* **ФРАГМЕНТ ТЕКСТА**
◇ ◇ ◇ ◇ ◇ ◇ ◇

Название с некоторым изменением заимствовано у выдающегося французского поэта, прозаика и драматурга Альфреда де Виньи (1797–1863), который отдал большую часть жизни армейской службе в дальних гарнизонах. В 1835 году он издал книгу прозы, прозы необычайно скромной и вместе с тем оригинальной – «Неволя и Величие солдата». В ней поэт раскрыл ту таинственную метафизику, которая во все времена определяет суть того, что несут в себе Солдат и Армия, эти сверхогромные исторические и «лирические величины». А точнее, по словам де Виньи,«особая категория людей, которую всегда либо презирают, либо превозносят сверх меры, в зависимости от того, какою она представляется народам: бесполезной или необходимой». Высокий поэтический дар автора и его жизненный опыт привнесли в это сочинение, весьма композиционно свободное, тон стоической взволнованности и правды. Альфред де Виньи в своём философско-художественном опыте отметил «чисто внутреннее, проявляемое в повиновении, незаметное, скромное, проникнутое преданностью и постоянством» личностное начало, которое заключается «не столько в ратной славе, сколько в умении достойно и безропотно переносить лишения и неуклонно выполнять свои обязанности, подчас ненавистные». То есть глубины и границы «назначения солдата».
В не меньшей мере эта трагическая антитеза имеет отношение к поэзии и поэту. И определяет суть трудов и дней Владимира Маяковского – «Неволю и Величие» поэта. Ибо эти стихии в «нераздельности и неслиянности» передают поражающую воображение переполненность жизненного и посмертного удела Маяковского.
Со дня рождения Маяковского исполнилось 122 года. Невероятно! Хотя «космизм» поэта легко допускает абсолютную власть безграничности времени и пространства. Маяковского знает весь мир, а значительная часть мира и предана ему, пусть и с некими оговорками. Образы его искусства в потоке большого времени не потускнели и не уменьшились.

◇ ◇ ◇ ◇ ◇ ◇ ◇

* **ФРАГМЕНТ ДАННЫХ**

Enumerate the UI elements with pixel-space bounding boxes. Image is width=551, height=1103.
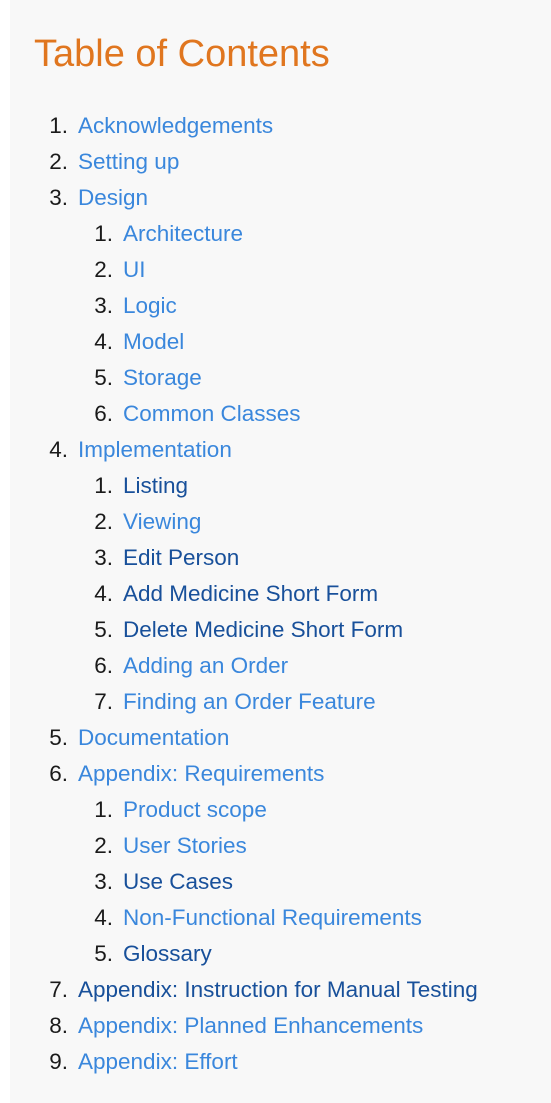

◇ ◇ ◇ ◇ ◇ ◇ ◇

* **НАБОР ЗАДАНИЙ**
- 1) Ответьте на вопросы по тексту о Маяковском.
(a) В каком году Альфред де Виньи издал книгу «Неволя и Величие солдата»?
(b) Чему де Виньи отдал большую часть жизни?
(c) Сколько лет исполнилось со дня рождения Маяковского?
- 2) Подхватите текст о Маяковском и продолжите его с того места, на котором он заканчивается.

* **ОТВЕТЫ К ЗАДАНИЯМ**
- 1)
(a) В 1835 году.
(b) Армейской службе в дальних гарнизонах.
(c) 122 года.

- 2)
Будущее – важнейшая тема Маяковского, требующая особого разговора. Творческое устроение будущего занимало поэта более всего и во всех, как говорится, ипостасях – социальной, космической, интимно-личной. Важно, по Маяковскому, что человек будущего невозможен без стихий любви и веры. Ибо «социальный вопрос», под знаком которого развивалась современная поэту Россия, есть не в последнюю очередь и вопрос духовный, вопрос совести и долга нравственного. Творчество Маяковского последних лет пронизано этическим измерением жизни, вплоть до своеобразного «выставления оценок» времени – «Хорошо!» или «Плохо» (поэму с таким названием он задумывал). Расширяется сфера открытого лиризма, выражения непосредственной взволнованности, смятенности чувств, потрясённости личности нешуточностью жизни.
Величие и действенность Маяковского не только в поэтическом свидетельстве о революции, но в трагедийной напряжённости этого свидетельства, в огромной духовной расточительности, в каком-то глобальном морализме, человеческой и художнической честности. Голос Маяковского был не только громок, он был подлинен. Даже противники Маяковского (их было немало и при жизни поэта, и после) не могли что-либо сказать о неискренности поэта, лживости, фальши, – а время было известно какое, в определениях и выражениях не стеснялись.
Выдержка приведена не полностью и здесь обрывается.